# Records for processing:
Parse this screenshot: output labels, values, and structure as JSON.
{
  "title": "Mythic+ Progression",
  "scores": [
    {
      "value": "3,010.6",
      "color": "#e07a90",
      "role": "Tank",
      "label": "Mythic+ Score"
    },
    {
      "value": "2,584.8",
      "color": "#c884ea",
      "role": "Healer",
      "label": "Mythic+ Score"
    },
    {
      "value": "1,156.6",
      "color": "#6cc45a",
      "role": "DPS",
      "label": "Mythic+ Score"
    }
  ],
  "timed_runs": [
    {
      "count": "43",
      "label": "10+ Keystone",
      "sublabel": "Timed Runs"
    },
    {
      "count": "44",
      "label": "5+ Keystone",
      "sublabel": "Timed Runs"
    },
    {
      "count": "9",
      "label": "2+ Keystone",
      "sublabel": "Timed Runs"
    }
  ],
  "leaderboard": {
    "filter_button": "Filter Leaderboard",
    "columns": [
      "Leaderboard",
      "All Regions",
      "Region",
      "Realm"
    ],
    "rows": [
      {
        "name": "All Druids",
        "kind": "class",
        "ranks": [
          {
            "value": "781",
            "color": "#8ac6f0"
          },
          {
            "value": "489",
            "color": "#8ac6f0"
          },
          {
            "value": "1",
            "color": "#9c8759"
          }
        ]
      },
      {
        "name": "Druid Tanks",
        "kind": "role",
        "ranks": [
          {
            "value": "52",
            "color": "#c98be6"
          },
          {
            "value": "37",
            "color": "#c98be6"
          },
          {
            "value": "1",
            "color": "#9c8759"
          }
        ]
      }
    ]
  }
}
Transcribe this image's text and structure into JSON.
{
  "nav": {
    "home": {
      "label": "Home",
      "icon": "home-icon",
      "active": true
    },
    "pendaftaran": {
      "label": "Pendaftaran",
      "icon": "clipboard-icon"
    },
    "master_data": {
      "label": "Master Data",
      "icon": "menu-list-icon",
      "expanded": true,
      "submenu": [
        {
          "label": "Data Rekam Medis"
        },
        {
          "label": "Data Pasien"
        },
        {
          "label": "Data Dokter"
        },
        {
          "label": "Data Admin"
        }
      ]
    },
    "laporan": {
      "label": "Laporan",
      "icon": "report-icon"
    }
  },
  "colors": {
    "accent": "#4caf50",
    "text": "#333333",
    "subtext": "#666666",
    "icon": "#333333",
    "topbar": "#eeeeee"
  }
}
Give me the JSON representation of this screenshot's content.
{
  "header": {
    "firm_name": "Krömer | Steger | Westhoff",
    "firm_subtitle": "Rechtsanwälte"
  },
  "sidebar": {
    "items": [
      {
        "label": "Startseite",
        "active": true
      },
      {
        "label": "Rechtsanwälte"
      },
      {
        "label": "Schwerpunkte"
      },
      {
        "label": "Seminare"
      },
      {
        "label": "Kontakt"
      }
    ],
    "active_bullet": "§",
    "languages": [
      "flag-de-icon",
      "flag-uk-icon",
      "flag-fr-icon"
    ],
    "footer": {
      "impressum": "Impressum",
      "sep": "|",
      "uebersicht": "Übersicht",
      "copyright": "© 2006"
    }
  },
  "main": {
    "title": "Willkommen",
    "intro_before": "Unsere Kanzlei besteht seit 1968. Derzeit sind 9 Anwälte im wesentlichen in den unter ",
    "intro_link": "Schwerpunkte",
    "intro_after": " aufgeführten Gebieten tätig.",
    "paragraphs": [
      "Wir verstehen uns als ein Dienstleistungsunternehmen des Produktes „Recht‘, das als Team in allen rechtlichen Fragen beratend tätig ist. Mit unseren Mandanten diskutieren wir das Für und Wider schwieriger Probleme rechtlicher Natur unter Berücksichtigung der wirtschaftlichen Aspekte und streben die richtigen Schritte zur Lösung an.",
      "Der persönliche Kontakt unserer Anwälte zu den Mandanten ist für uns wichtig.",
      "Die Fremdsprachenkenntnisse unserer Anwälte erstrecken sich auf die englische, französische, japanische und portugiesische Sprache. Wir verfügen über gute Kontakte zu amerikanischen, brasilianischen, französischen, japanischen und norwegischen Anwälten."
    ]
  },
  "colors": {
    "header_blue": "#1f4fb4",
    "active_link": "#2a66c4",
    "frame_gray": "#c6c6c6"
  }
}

# Do this:
Copy all the lines above that hold the string "unter".

# Reply:
    "intro_before": "Unsere Kanzlei besteht seit 1968. Derzeit sind 9 Anwälte im wesentlichen in den unter ",
      "Wir verstehen uns als ein Dienstleistungsunternehmen des Produktes „Recht‘, das als Team in allen rechtlichen Fragen beratend tätig ist. Mit unseren Mandanten diskutieren wir das Für und Wider schwieriger Probleme rechtlicher Natur unter Berücksichtigung der wirtschaftlichen Aspekte und streben die richtigen Schritte zur Lösung an.",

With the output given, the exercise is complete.